- **Task directions**: Reproduce every entry that follows word for word, but omit the images.

(Data entries)
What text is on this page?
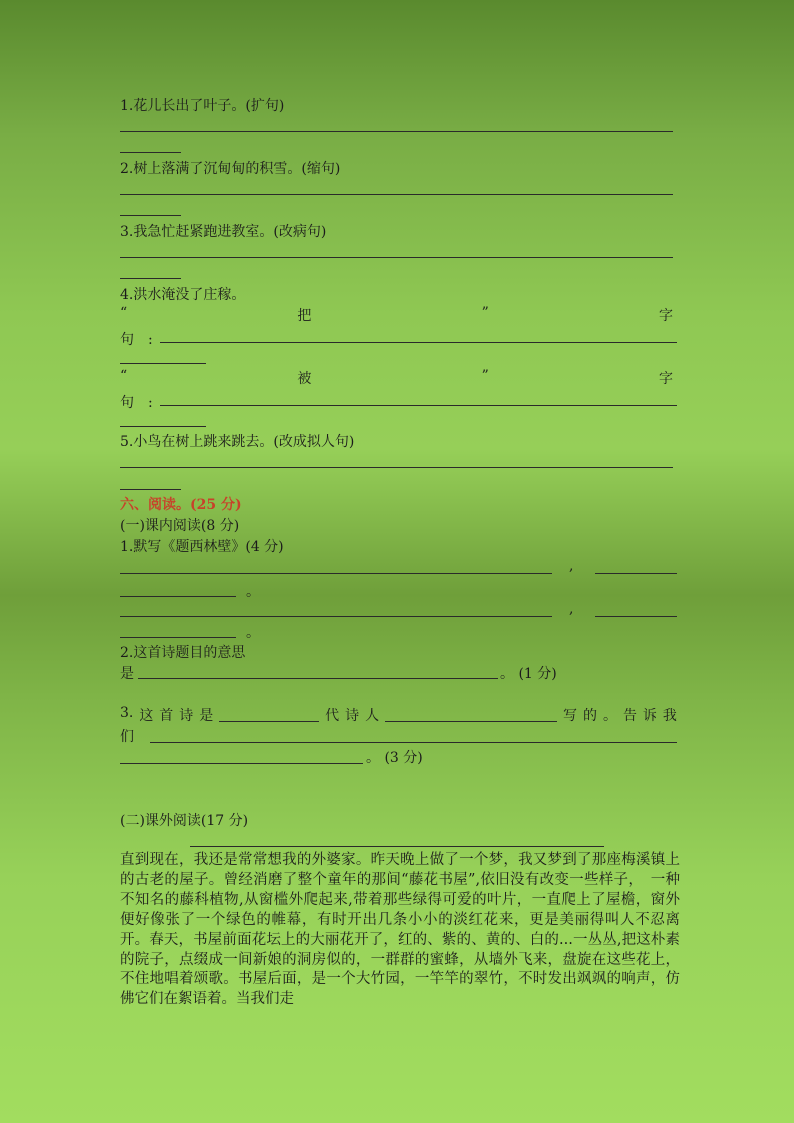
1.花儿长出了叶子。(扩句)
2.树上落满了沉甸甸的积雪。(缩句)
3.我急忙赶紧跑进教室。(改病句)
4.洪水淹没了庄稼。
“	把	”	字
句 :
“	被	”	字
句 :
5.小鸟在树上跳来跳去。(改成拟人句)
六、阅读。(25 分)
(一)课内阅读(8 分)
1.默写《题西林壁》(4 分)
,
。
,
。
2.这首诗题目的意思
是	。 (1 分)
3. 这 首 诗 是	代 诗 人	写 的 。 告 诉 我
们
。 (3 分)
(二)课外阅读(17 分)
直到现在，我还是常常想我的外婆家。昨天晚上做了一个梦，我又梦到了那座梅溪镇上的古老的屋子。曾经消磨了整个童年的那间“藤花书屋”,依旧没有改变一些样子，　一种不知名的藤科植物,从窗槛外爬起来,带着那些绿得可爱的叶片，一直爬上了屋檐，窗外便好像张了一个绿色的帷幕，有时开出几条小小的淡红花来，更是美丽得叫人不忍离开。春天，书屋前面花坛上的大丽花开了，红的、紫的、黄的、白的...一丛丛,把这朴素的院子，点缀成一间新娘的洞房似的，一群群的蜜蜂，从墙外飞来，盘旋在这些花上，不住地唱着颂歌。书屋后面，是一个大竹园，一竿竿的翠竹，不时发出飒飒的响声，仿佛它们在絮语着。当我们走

- **Complete answer**:
What text is on this page?
1.花儿长出了叶子。(扩句)
2.树上落满了沉甸甸的积雪。(缩句)
3.我急忙赶紧跑进教室。(改病句)
4.洪水淹没了庄稼。
“	把	”	字
句 :
“	被	”	字
句 :
5.小鸟在树上跳来跳去。(改成拟人句)
六、阅读。(25 分)
(一)课内阅读(8 分)
1.默写《题西林壁》(4 分)
,
。
,
。
2.这首诗题目的意思
是	。 (1 分)
3. 这 首 诗 是	代 诗 人	写 的 。 告 诉 我
们
。 (3 分)
(二)课外阅读(17 分)
直到现在，我还是常常想我的外婆家。昨天晚上做了一个梦，我又梦到了那座梅溪镇上的古老的屋子。曾经消磨了整个童年的那间“藤花书屋”,依旧没有改变一些样子，　一种不知名的藤科植物,从窗槛外爬起来,带着那些绿得可爱的叶片，一直爬上了屋檐，窗外便好像张了一个绿色的帷幕，有时开出几条小小的淡红花来，更是美丽得叫人不忍离开。春天，书屋前面花坛上的大丽花开了，红的、紫的、黄的、白的...一丛丛,把这朴素的院子，点缀成一间新娘的洞房似的，一群群的蜜蜂，从墙外飞来，盘旋在这些花上，不住地唱着颂歌。书屋后面，是一个大竹园，一竿竿的翠竹，不时发出飒飒的响声，仿佛它们在絮语着。当我们走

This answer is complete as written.